_Task to complete_:
Where the string "true" occurs in the material below, report the whole line.

☆ ☆ ☆ ☆

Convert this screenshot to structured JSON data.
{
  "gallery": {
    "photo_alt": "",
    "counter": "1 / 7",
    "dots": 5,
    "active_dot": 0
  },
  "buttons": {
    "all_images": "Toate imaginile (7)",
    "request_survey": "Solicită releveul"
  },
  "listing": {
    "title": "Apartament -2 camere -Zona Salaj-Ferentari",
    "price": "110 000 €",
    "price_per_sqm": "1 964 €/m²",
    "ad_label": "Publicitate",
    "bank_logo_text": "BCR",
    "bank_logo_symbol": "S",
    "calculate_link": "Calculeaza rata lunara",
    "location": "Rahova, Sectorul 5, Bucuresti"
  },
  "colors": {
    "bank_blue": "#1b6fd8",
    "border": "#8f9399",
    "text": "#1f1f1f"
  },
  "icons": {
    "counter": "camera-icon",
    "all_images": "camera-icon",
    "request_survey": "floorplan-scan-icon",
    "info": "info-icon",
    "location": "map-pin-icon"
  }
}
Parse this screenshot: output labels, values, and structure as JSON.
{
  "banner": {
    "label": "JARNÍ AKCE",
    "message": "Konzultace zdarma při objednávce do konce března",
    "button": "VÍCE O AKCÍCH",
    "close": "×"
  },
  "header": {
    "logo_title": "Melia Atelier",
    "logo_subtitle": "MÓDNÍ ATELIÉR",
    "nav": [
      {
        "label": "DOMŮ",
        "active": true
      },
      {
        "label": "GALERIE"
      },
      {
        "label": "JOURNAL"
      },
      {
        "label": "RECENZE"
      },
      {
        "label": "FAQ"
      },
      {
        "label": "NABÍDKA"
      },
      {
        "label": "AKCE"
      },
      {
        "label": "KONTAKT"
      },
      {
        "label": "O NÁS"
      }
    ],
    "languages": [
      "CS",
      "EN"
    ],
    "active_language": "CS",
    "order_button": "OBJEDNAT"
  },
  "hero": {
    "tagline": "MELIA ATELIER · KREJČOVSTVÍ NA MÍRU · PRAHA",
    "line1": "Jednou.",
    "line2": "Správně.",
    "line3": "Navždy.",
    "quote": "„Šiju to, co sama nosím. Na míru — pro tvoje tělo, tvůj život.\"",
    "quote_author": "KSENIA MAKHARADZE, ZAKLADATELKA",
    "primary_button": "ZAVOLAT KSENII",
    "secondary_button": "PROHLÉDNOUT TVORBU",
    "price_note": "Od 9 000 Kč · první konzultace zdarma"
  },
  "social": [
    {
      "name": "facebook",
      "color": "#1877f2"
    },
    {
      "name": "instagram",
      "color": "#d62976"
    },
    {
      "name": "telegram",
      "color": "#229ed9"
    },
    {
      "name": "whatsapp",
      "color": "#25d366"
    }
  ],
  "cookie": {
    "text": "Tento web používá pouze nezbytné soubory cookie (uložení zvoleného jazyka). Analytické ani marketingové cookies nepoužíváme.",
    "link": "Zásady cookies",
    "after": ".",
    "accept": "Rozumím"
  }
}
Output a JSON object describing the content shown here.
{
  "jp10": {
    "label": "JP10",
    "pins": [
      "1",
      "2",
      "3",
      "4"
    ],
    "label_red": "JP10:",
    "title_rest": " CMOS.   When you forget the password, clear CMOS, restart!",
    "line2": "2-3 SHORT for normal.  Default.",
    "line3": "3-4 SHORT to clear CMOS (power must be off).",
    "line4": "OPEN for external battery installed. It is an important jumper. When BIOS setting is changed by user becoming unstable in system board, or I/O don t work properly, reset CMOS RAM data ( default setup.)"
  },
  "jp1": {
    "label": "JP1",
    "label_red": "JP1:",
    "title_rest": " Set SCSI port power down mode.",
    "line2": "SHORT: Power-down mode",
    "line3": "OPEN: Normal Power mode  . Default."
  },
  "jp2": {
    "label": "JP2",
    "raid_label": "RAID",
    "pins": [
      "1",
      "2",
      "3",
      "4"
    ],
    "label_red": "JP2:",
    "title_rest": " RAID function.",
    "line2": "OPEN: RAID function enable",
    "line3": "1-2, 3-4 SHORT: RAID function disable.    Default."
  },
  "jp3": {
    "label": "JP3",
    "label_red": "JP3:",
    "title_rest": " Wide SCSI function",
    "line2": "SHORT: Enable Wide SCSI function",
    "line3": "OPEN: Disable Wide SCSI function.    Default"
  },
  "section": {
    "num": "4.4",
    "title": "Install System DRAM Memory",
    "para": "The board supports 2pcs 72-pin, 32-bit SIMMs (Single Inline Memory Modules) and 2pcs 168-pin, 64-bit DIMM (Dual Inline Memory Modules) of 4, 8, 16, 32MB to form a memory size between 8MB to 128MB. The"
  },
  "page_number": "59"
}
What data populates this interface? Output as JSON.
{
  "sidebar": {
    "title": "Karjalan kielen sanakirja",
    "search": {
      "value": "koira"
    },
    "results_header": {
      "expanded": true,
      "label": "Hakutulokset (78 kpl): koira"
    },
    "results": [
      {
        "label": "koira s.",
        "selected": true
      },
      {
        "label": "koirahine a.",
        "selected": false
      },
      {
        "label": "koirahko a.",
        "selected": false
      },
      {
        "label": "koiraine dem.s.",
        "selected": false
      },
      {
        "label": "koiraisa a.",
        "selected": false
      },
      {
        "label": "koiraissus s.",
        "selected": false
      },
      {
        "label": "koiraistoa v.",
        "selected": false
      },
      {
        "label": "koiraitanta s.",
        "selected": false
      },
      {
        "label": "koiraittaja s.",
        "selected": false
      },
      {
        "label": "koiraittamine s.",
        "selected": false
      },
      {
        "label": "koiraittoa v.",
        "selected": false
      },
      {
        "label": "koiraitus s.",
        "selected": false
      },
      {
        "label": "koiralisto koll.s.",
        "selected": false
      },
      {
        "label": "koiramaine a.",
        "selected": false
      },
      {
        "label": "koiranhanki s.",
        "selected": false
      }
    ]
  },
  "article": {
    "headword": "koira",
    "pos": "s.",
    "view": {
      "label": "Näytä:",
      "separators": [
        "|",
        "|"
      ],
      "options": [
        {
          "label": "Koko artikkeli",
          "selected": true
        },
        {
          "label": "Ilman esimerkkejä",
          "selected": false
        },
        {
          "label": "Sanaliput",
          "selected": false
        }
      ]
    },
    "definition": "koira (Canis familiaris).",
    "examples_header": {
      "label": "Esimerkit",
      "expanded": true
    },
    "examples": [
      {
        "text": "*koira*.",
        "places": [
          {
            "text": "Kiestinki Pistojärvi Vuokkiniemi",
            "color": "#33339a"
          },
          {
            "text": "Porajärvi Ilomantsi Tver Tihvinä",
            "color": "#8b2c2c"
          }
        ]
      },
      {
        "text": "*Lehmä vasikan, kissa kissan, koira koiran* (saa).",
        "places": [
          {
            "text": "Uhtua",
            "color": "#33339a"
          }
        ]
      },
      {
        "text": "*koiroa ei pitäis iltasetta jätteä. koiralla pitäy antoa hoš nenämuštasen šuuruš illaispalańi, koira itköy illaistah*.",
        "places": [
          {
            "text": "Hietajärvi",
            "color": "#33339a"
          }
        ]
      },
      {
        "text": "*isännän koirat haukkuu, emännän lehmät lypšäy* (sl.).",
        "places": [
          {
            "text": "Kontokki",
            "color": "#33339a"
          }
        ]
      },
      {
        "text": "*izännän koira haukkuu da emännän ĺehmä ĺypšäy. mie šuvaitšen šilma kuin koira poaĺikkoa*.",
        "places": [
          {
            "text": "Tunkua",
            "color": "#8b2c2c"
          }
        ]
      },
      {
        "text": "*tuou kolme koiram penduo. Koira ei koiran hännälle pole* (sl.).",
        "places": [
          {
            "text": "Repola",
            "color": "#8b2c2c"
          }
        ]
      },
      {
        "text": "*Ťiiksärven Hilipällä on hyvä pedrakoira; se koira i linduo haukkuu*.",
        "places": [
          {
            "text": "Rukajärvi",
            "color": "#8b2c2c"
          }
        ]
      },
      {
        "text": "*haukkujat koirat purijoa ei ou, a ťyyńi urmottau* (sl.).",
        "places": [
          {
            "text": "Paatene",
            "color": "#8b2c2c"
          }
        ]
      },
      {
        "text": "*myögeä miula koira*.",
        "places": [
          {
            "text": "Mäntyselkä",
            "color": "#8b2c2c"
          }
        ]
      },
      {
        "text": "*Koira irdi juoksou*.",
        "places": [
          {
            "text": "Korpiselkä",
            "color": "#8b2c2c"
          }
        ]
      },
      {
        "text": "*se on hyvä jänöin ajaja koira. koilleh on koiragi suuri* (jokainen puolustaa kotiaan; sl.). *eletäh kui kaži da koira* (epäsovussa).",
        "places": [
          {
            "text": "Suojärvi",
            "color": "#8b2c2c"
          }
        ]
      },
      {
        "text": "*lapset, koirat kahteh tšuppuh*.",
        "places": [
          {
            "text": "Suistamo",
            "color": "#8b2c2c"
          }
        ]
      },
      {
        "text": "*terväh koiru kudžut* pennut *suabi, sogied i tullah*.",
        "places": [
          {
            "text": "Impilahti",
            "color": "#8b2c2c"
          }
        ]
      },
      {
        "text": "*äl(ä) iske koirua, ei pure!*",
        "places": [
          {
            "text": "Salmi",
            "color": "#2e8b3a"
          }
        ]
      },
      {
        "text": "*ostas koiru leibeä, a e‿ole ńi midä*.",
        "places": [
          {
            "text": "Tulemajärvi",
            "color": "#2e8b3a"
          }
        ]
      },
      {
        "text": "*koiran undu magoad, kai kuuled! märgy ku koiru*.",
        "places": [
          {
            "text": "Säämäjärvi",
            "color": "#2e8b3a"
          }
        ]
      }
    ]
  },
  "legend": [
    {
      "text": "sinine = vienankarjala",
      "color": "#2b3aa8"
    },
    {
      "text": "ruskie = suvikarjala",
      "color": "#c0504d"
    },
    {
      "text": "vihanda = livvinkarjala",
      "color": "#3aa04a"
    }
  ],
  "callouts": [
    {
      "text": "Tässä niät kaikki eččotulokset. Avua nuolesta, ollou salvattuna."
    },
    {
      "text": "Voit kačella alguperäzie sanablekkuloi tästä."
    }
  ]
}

☆ ☆ ☆ ☆

_Exercise answer_:
        "active": true
      "expanded": true,
        "selected": true
          "selected": true
      "expanded": true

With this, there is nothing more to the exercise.